[What this exercise asks]:
a – What does the summary of vector-quantized feature fields name as its core contribution?
b – Pick up the paper summary on fast 3D semantic lifting after its final sentence and write the next part.

Vector Quantized Feature Fields for Fast 3D Semantic Lifting
George Tang, Aditya Agarwal, Weiqiao Han, Trevor Darrell, Yutong Bai
TL;DR
This work tackles the memory and efficiency bottlenecks of lifting 2D vision-language features into 3D for semantic tasks. It generalizes lifting to semantic lifting by introducing per-view masks computed from a grounding representation, enabling localized edits and queries without processing every pixel or frame. The core contribution is the Vector-Quantized Feature Field (VQ-FF), a two-stage local-global vector quantization scheme that compresses multiscale feature maps into a compact codebook and per-frame index maps, allowing $O(1)$ retrieval of pixel-level relevancy masks for semantic lifting. The approach demonstrates improved precision in object localization and substantial memory/time savings across indoor/outdoor scenes, with applications in object-centric editing and efficient embodied QA (OpenEQA). Overall, semantic lifting with VQ-FF achieves high fidelity while enabling scalable, on-demand 3D scene understanding and manipulation for practical embodied intelligence tasks, as validated on LERF/LangSplat representations and the OpenEQA benchmark, with a formal framework R = L({m_i ⊙ f(x_i), p_i}).

[Collection entries]:

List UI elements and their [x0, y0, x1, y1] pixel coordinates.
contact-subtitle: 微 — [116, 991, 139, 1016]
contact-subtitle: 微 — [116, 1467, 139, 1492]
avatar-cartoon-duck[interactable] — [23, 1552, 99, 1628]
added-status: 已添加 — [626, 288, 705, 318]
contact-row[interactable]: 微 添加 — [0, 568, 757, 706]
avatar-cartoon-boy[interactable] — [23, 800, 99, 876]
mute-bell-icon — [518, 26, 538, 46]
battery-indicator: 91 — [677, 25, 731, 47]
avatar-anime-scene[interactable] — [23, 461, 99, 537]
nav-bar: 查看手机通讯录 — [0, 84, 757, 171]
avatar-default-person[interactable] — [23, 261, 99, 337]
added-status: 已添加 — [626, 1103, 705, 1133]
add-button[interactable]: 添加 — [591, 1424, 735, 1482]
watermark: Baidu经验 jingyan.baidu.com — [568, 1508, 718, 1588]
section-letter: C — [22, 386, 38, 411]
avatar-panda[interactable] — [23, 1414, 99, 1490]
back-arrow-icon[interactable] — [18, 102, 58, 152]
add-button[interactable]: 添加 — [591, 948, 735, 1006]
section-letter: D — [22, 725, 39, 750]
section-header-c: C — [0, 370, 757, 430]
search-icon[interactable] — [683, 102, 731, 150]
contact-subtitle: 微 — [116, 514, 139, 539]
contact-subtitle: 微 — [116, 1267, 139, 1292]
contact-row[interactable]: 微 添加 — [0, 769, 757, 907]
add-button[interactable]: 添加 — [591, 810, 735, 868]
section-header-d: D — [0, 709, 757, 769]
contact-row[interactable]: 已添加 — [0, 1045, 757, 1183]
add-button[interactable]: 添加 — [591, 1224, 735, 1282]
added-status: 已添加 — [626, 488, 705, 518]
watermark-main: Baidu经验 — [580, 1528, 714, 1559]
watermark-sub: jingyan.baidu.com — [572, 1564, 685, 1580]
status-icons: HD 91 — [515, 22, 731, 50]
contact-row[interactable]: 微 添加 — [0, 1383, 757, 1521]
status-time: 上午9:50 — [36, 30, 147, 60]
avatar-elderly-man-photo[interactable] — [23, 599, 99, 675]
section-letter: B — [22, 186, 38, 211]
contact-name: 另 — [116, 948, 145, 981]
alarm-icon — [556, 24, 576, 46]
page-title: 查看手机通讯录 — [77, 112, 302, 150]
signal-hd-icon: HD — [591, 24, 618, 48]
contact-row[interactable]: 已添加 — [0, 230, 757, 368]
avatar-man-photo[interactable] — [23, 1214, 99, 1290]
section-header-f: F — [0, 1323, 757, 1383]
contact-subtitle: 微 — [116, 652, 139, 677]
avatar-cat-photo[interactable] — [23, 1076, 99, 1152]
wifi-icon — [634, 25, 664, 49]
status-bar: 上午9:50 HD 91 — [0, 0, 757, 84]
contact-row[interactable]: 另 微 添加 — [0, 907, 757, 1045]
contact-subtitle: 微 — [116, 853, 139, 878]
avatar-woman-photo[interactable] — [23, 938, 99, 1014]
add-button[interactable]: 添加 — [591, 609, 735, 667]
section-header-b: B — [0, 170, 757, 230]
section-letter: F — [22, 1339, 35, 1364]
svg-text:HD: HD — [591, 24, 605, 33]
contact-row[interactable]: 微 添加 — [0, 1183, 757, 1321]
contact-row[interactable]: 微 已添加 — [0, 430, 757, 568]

[Task-by-task outputs]:
a – The Vector-Quantized Feature Field (VQ-FF).

b –
Abstract
We generalize lifting to semantic lifting by incorporating per-view masks that indicate relevant pixels for lifting tasks. These masks are determined by querying corresponding multiscale pixel-aligned feature maps, which are derived from scene representations such as distilled feature fields and feature point clouds. However, storing per-view feature maps rendered from distilled feature fields is impractical, and feature point clouds are expensive to store and query. To enable lightweight on-demand retrieval of pixel-aligned relevance masks, we introduce the Vector-Quantized Feature Field. We demonstrate the effectiveness of the Vector-Quantized Feature Field on complex indoor and outdoor scenes. Semantic lifting, when paired with a Vector-Quantized Feature Field, can unlock a myriad of applications in scene representation and embodied intelligence. Specifically, we showcase how our method enables text-driven localized scene editing and significantly improves the efficiency of embodied question answering.